YOUR INSTRUCTIONS - Quote each of the following lines word for word, changing no character.

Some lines
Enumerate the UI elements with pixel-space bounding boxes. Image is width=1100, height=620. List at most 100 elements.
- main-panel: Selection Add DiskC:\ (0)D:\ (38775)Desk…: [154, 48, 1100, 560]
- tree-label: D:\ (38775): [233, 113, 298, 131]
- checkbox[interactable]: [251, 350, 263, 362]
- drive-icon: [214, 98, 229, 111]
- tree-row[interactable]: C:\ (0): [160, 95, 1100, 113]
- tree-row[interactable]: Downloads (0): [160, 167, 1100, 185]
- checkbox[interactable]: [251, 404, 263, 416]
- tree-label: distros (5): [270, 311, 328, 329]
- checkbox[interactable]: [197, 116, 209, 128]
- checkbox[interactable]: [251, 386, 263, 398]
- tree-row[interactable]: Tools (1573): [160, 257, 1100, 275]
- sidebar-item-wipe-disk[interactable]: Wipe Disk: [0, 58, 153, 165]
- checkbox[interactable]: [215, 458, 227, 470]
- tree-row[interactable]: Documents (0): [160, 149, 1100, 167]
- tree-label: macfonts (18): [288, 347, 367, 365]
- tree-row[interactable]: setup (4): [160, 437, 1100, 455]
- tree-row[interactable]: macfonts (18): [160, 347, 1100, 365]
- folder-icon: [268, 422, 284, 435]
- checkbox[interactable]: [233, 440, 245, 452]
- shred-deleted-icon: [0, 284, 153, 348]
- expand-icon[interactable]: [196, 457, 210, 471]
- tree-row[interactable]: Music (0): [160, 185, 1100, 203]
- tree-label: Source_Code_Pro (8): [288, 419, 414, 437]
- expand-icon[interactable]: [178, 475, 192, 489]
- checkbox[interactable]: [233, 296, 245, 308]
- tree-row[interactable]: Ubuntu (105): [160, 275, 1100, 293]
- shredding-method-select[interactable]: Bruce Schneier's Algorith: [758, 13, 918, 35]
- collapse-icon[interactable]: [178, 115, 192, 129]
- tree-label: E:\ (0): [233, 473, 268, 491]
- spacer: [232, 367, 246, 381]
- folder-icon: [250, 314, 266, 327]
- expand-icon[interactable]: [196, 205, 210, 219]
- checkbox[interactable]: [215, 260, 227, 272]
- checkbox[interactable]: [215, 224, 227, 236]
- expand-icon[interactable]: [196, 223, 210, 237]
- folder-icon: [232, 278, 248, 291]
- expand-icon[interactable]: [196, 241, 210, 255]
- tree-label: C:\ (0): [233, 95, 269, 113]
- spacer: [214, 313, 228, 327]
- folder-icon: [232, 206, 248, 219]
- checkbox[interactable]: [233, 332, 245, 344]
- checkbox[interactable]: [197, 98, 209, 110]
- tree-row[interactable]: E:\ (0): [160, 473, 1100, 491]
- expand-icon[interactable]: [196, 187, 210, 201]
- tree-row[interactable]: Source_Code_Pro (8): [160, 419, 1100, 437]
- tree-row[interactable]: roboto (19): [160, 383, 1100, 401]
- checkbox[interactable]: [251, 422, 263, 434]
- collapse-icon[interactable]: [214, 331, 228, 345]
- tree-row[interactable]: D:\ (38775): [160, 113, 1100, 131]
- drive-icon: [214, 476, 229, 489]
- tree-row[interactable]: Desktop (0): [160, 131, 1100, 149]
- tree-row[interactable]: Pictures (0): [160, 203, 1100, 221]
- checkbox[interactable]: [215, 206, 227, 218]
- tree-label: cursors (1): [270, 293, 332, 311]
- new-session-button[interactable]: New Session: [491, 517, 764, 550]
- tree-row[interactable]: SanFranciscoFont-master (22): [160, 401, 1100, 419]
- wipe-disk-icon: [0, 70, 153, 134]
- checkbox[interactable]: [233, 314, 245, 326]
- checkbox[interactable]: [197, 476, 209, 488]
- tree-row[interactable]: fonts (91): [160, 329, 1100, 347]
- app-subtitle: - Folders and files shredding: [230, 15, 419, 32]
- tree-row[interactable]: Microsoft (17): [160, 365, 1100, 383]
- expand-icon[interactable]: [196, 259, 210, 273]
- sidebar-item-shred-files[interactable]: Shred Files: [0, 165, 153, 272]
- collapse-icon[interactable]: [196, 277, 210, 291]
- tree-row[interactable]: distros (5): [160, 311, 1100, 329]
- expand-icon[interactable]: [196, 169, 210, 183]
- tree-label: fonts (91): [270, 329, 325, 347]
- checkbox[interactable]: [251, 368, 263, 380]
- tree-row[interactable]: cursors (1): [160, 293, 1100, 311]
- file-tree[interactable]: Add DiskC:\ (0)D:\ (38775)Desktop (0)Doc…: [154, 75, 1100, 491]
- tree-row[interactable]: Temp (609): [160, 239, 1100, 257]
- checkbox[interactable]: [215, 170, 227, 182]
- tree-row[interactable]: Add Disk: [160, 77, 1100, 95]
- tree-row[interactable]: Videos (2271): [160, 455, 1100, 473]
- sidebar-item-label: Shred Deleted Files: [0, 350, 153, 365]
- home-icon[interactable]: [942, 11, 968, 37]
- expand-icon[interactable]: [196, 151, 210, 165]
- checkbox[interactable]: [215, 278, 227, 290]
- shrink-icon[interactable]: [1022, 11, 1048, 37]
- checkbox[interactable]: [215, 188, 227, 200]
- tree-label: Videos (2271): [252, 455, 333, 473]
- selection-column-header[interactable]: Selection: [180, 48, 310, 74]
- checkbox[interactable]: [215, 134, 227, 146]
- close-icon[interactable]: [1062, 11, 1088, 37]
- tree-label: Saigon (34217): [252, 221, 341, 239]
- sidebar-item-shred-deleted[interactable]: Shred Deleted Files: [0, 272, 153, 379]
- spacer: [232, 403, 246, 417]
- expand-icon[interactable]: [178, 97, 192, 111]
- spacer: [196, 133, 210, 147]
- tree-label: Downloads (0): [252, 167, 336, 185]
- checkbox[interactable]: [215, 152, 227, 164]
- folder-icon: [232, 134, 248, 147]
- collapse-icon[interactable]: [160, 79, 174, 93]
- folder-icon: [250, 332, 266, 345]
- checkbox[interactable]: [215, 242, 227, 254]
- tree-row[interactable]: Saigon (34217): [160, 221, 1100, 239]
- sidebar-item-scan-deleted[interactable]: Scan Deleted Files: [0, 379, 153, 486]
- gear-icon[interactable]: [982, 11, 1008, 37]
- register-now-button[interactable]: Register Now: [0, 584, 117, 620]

WORKED ANSWER -
Enumerate the UI elements with pixel-space bounding boxes. Image is width=1100, height=620. List at most 100 elements.
- main-panel: Selection Add DiskC:\ (0)D:\ (38775)Desk…: [154, 48, 1100, 560]
- tree-label: D:\ (38775): [233, 113, 298, 131]
- checkbox[interactable]: [251, 350, 263, 362]
- drive-icon: [214, 98, 229, 111]
- tree-row[interactable]: C:\ (0): [160, 95, 1100, 113]
- tree-row[interactable]: Downloads (0): [160, 167, 1100, 185]
- checkbox[interactable]: [251, 404, 263, 416]
- tree-label: distros (5): [270, 311, 328, 329]
- checkbox[interactable]: [197, 116, 209, 128]
- checkbox[interactable]: [251, 386, 263, 398]
- tree-row[interactable]: Tools (1573): [160, 257, 1100, 275]
- sidebar-item-wipe-disk[interactable]: Wipe Disk: [0, 58, 153, 165]
- checkbox[interactable]: [215, 458, 227, 470]
- tree-row[interactable]: Documents (0): [160, 149, 1100, 167]
- tree-label: macfonts (18): [288, 347, 367, 365]
- tree-row[interactable]: setup (4): [160, 437, 1100, 455]
- tree-row[interactable]: macfonts (18): [160, 347, 1100, 365]
- folder-icon: [268, 422, 284, 435]
- checkbox[interactable]: [233, 440, 245, 452]
- shred-deleted-icon: [0, 284, 153, 348]
- expand-icon[interactable]: [196, 457, 210, 471]
- tree-row[interactable]: Music (0): [160, 185, 1100, 203]
- tree-label: Source_Code_Pro (8): [288, 419, 414, 437]
- expand-icon[interactable]: [178, 475, 192, 489]
- checkbox[interactable]: [233, 296, 245, 308]
- tree-row[interactable]: Ubuntu (105): [160, 275, 1100, 293]
- shredding-method-select[interactable]: Bruce Schneier's Algorith: [758, 13, 918, 35]
- collapse-icon[interactable]: [178, 115, 192, 129]
- tree-label: E:\ (0): [233, 473, 268, 491]
- spacer: [232, 367, 246, 381]
- folder-icon: [250, 314, 266, 327]
- expand-icon[interactable]: [196, 205, 210, 219]
- checkbox[interactable]: [215, 260, 227, 272]
- checkbox[interactable]: [215, 224, 227, 236]
- expand-icon[interactable]: [196, 223, 210, 237]
- folder-icon: [232, 278, 248, 291]
- expand-icon[interactable]: [196, 241, 210, 255]
- tree-label: C:\ (0): [233, 95, 269, 113]
- spacer: [214, 313, 228, 327]
- folder-icon: [232, 206, 248, 219]
- checkbox[interactable]: [233, 332, 245, 344]
- checkbox[interactable]: [197, 98, 209, 110]
- tree-row[interactable]: E:\ (0): [160, 473, 1100, 491]
- expand-icon[interactable]: [196, 187, 210, 201]
- tree-row[interactable]: Source_Code_Pro (8): [160, 419, 1100, 437]
- tree-row[interactable]: roboto (19): [160, 383, 1100, 401]
- checkbox[interactable]: [251, 422, 263, 434]
- collapse-icon[interactable]: [214, 331, 228, 345]
- tree-row[interactable]: D:\ (38775): [160, 113, 1100, 131]
- drive-icon: [214, 476, 229, 489]
- tree-row[interactable]: Desktop (0): [160, 131, 1100, 149]
- tree-row[interactable]: Pictures (0): [160, 203, 1100, 221]
- checkbox[interactable]: [215, 206, 227, 218]
- tree-label: cursors (1): [270, 293, 332, 311]
- new-session-button[interactable]: New Session: [491, 517, 764, 550]
- tree-row[interactable]: SanFranciscoFont-master (22): [160, 401, 1100, 419]
- wipe-disk-icon: [0, 70, 153, 134]
- checkbox[interactable]: [233, 314, 245, 326]
- checkbox[interactable]: [197, 476, 209, 488]
- tree-row[interactable]: fonts (91): [160, 329, 1100, 347]
- app-subtitle: - Folders and files shredding: [230, 15, 419, 32]
- tree-row[interactable]: Microsoft (17): [160, 365, 1100, 383]
- expand-icon[interactable]: [196, 259, 210, 273]
- sidebar-item-shred-files[interactable]: Shred Files: [0, 165, 153, 272]
- collapse-icon[interactable]: [196, 277, 210, 291]
- tree-row[interactable]: distros (5): [160, 311, 1100, 329]
- expand-icon[interactable]: [196, 169, 210, 183]
- tree-label: fonts (91): [270, 329, 325, 347]
- checkbox[interactable]: [251, 368, 263, 380]
- tree-row[interactable]: cursors (1): [160, 293, 1100, 311]
- file-tree[interactable]: Add DiskC:\ (0)D:\ (38775)Desktop (0)Doc…: [154, 75, 1100, 491]
- tree-row[interactable]: Temp (609): [160, 239, 1100, 257]
- checkbox[interactable]: [215, 170, 227, 182]
- tree-row[interactable]: Add Disk: [160, 77, 1100, 95]
- tree-row[interactable]: Videos (2271): [160, 455, 1100, 473]
- sidebar-item-label: Shred Deleted Files: [0, 350, 153, 365]
- home-icon[interactable]: [942, 11, 968, 37]
- expand-icon[interactable]: [196, 151, 210, 165]
- checkbox[interactable]: [215, 278, 227, 290]
- shrink-icon[interactable]: [1022, 11, 1048, 37]
- checkbox[interactable]: [215, 188, 227, 200]
- tree-label: Videos (2271): [252, 455, 333, 473]
- selection-column-header[interactable]: Selection: [180, 48, 310, 74]
- checkbox[interactable]: [215, 134, 227, 146]
- close-icon[interactable]: [1062, 11, 1088, 37]
- tree-label: Saigon (34217): [252, 221, 341, 239]
- sidebar-item-shred-deleted[interactable]: Shred Deleted Files: [0, 272, 153, 379]
- spacer: [232, 403, 246, 417]
- expand-icon[interactable]: [178, 97, 192, 111]
- spacer: [196, 133, 210, 147]
- tree-label: Downloads (0): [252, 167, 336, 185]
- checkbox[interactable]: [215, 152, 227, 164]
- folder-icon: [232, 134, 248, 147]
- collapse-icon[interactable]: [160, 79, 174, 93]
- folder-icon: [250, 332, 266, 345]
- checkbox[interactable]: [215, 242, 227, 254]
- tree-row[interactable]: Saigon (34217): [160, 221, 1100, 239]
- sidebar-item-scan-deleted[interactable]: Scan Deleted Files: [0, 379, 153, 486]
- gear-icon[interactable]: [982, 11, 1008, 37]
- register-now-button[interactable]: Register Now: [0, 584, 117, 620]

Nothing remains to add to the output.